- _WRITTEN INSTRUCTION_
Below is a block of records; return all of them exactly, but without the images.
------------------------
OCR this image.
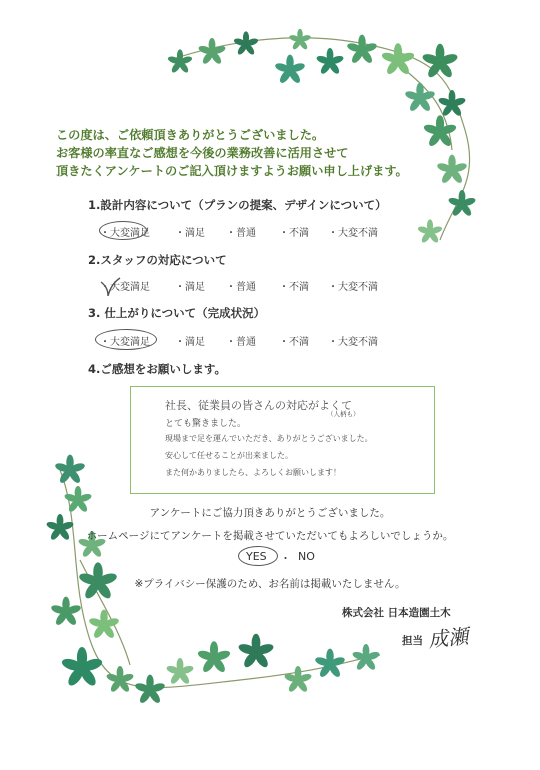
この度は、ご依頼頂きありがとうございました。
お客様の率直なご感想を今後の業務改善に活用させて
頂きたくアンケートのご記入頂けますようお願い申し上げます。
1.設計内容について（プランの提案、デザインについて）
・大変満足	・満足 ・普通 ・不満 ・大変不満
2.スタッフの対応について
・大変満足	・満足 ・普通 ・不満 ・大変不満
3. 仕上がりについて（完成状況）
・大変満足	・満足 ・普通 ・不満 ・大変不満
4.ご感想をお願いします。
社長、従業員の皆さんの対応がよくて
（人柄も）
とても驚きました。
現場まで足を運んでいただき、ありがとうございました。
安心して任せることが出来ました。
また何かありましたら、よろしくお願いします！
アンケートにご協力頂きありがとうございました。
ホームページにてアンケートを掲載させていただいてもよろしいでしょうか。
YES ・ NO
※プライバシー保護のため、お名前は掲載いたしません。
株式会社 日本造園土木
担当 成瀬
------------------------
- _REPLY TO THE TASK_
OCR this image.
この度は、ご依頼頂きありがとうございました。
お客様の率直なご感想を今後の業務改善に活用させて
頂きたくアンケートのご記入頂けますようお願い申し上げます。
1.設計内容について（プランの提案、デザインについて）
・大変満足	・満足 ・普通 ・不満 ・大変不満
2.スタッフの対応について
・大変満足	・満足 ・普通 ・不満 ・大変不満
3. 仕上がりについて（完成状況）
・大変満足	・満足 ・普通 ・不満 ・大変不満
4.ご感想をお願いします。
社長、従業員の皆さんの対応がよくて
（人柄も）
とても驚きました。
現場まで足を運んでいただき、ありがとうございました。
安心して任せることが出来ました。
また何かありましたら、よろしくお願いします！
アンケートにご協力頂きありがとうございました。
ホームページにてアンケートを掲載させていただいてもよろしいでしょうか。
YES ・ NO
※プライバシー保護のため、お名前は掲載いたしません。
株式会社 日本造園土木
担当 成瀬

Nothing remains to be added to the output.